*INFORMATION SHOWN*:

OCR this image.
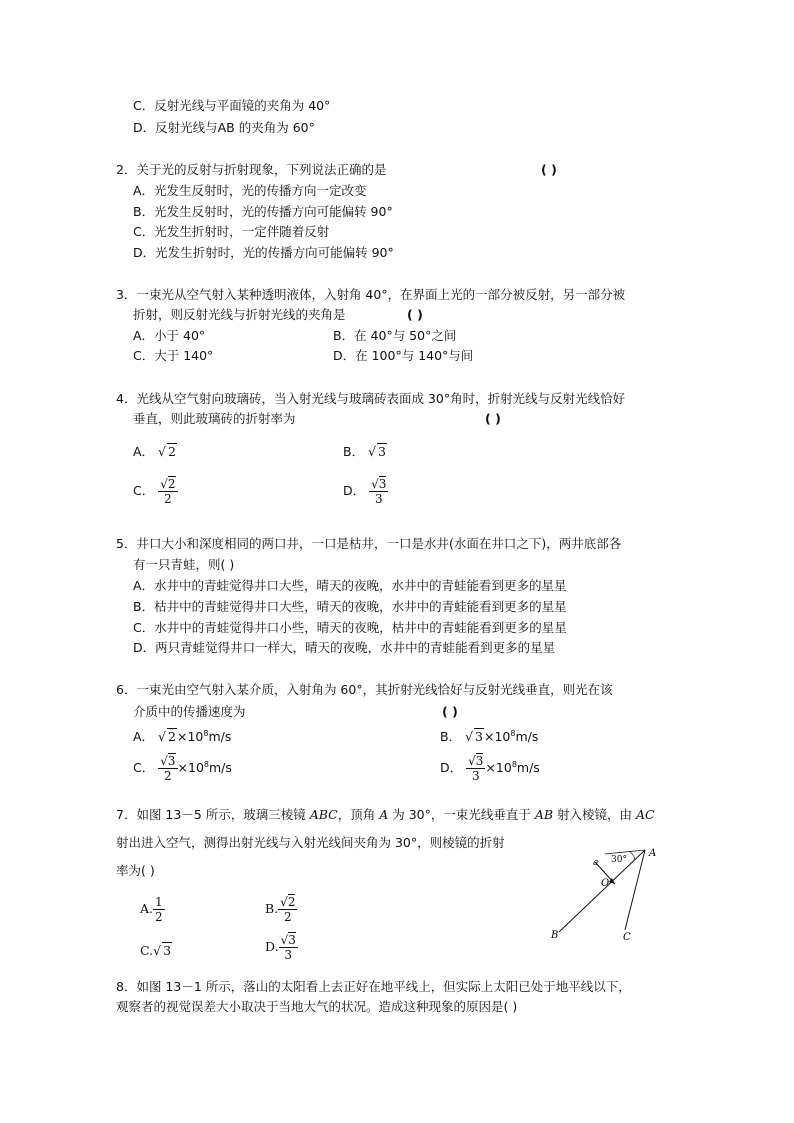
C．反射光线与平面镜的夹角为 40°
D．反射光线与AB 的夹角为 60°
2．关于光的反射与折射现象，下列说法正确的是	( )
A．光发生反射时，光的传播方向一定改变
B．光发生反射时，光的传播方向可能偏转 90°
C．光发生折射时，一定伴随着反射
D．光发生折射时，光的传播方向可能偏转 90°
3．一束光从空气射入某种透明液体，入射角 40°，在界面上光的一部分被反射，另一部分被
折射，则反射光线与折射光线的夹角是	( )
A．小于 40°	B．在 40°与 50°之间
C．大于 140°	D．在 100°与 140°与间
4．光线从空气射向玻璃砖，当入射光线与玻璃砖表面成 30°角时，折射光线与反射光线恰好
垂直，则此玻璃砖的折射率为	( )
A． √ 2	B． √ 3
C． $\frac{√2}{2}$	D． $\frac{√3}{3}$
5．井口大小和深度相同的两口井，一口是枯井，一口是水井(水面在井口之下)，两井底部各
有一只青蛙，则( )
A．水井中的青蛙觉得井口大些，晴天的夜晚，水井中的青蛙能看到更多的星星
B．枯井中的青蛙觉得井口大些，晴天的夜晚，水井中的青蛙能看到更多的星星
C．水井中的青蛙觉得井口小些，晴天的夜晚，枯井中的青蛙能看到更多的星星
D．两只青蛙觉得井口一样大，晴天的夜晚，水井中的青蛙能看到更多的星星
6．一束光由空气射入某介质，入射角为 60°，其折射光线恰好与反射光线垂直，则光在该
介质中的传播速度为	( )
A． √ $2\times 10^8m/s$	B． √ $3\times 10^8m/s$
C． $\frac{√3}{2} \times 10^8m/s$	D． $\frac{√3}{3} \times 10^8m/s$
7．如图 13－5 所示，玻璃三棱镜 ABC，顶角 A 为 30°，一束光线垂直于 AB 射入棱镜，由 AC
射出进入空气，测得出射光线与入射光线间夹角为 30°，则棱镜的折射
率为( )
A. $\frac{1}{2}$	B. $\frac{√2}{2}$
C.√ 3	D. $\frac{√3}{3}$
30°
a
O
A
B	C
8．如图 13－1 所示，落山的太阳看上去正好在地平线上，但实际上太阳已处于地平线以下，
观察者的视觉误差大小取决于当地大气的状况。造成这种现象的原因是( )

* * *

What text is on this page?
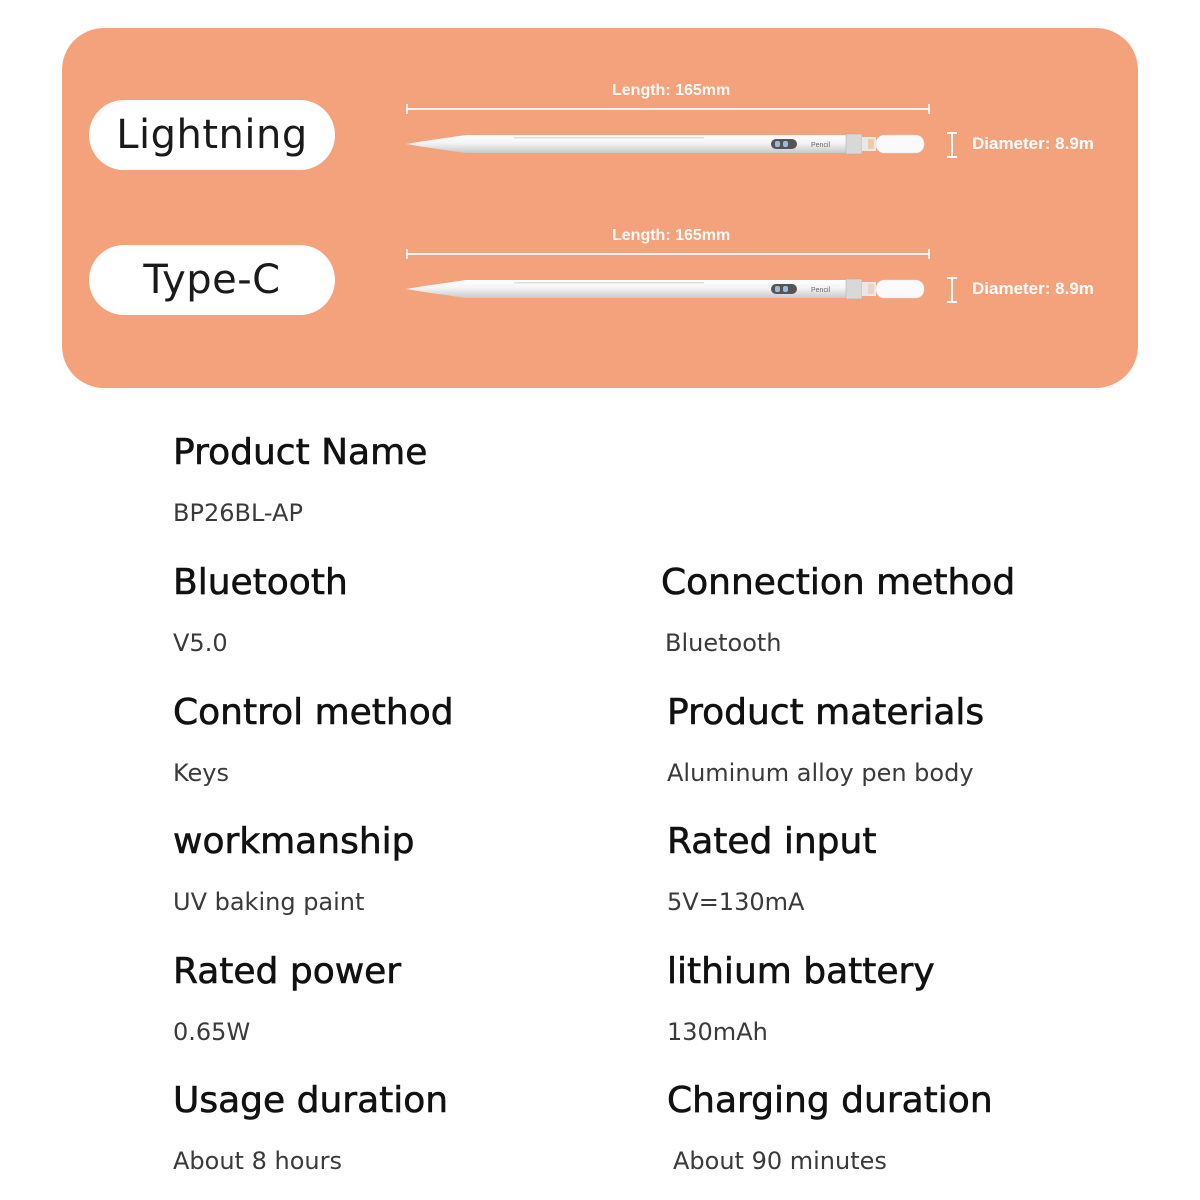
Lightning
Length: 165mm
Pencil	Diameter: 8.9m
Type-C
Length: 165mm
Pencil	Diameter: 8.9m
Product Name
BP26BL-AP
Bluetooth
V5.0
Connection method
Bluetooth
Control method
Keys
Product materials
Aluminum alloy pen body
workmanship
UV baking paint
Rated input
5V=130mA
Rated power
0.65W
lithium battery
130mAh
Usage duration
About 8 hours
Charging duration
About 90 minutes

*TO BE DONE*:
Check each line above for the string "光的传播方向可能偏转" and report how many lines have it, giving only the number.

*THE COMPLETED TASK*:
2